▸ What the task requires: Without omitting anything, retype the data that follows.

Records contained in a dataset:
[Start]
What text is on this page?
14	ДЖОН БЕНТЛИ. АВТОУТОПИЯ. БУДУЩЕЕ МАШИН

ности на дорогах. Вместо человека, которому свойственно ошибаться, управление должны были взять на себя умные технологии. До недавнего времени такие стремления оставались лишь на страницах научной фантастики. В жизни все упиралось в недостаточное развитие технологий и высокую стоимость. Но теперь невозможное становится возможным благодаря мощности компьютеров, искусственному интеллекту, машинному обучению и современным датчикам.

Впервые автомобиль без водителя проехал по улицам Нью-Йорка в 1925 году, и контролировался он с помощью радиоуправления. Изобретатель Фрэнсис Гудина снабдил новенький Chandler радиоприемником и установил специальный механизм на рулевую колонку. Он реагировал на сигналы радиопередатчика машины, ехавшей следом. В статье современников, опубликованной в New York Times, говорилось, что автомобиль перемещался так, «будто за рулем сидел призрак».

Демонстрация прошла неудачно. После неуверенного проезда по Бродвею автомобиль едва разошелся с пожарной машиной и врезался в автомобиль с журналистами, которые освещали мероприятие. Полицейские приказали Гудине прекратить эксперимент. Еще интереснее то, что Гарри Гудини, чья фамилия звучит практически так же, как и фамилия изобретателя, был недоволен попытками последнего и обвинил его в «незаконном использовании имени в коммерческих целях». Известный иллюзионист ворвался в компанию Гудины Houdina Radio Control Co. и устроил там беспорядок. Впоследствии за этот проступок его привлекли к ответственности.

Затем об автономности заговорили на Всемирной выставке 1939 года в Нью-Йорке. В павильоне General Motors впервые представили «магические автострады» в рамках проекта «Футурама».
[End]
▸ Task result:
What text is on this page?
14	ДЖОН БЕНТЛИ. АВТОУТОПИЯ. БУДУЩЕЕ МАШИН

ности на дорогах. Вместо человека, которому свойственно ошибаться, управление должны были взять на себя умные технологии. До недавнего времени такие стремления оставались лишь на страницах научной фантастики. В жизни все упиралось в недостаточное развитие технологий и высокую стоимость. Но теперь невозможное становится возможным благодаря мощности компьютеров, искусственному интеллекту, машинному обучению и современным датчикам.

Впервые автомобиль без водителя проехал по улицам Нью-Йорка в 1925 году, и контролировался он с помощью радиоуправления. Изобретатель Фрэнсис Гудина снабдил новенький Chandler радиоприемником и установил специальный механизм на рулевую колонку. Он реагировал на сигналы радиопередатчика машины, ехавшей следом. В статье современников, опубликованной в New York Times, говорилось, что автомобиль перемещался так, «будто за рулем сидел призрак».

Демонстрация прошла неудачно. После неуверенного проезда по Бродвею автомобиль едва разошелся с пожарной машиной и врезался в автомобиль с журналистами, которые освещали мероприятие. Полицейские приказали Гудине прекратить эксперимент. Еще интереснее то, что Гарри Гудини, чья фамилия звучит практически так же, как и фамилия изобретателя, был недоволен попытками последнего и обвинил его в «незаконном использовании имени в коммерческих целях». Известный иллюзионист ворвался в компанию Гудины Houdina Radio Control Co. и устроил там беспорядок. Впоследствии за этот проступок его привлекли к ответственности.

Затем об автономности заговорили на Всемирной выставке 1939 года в Нью-Йорке. В павильоне General Motors впервые представили «магические автострады» в рамках проекта «Футурама».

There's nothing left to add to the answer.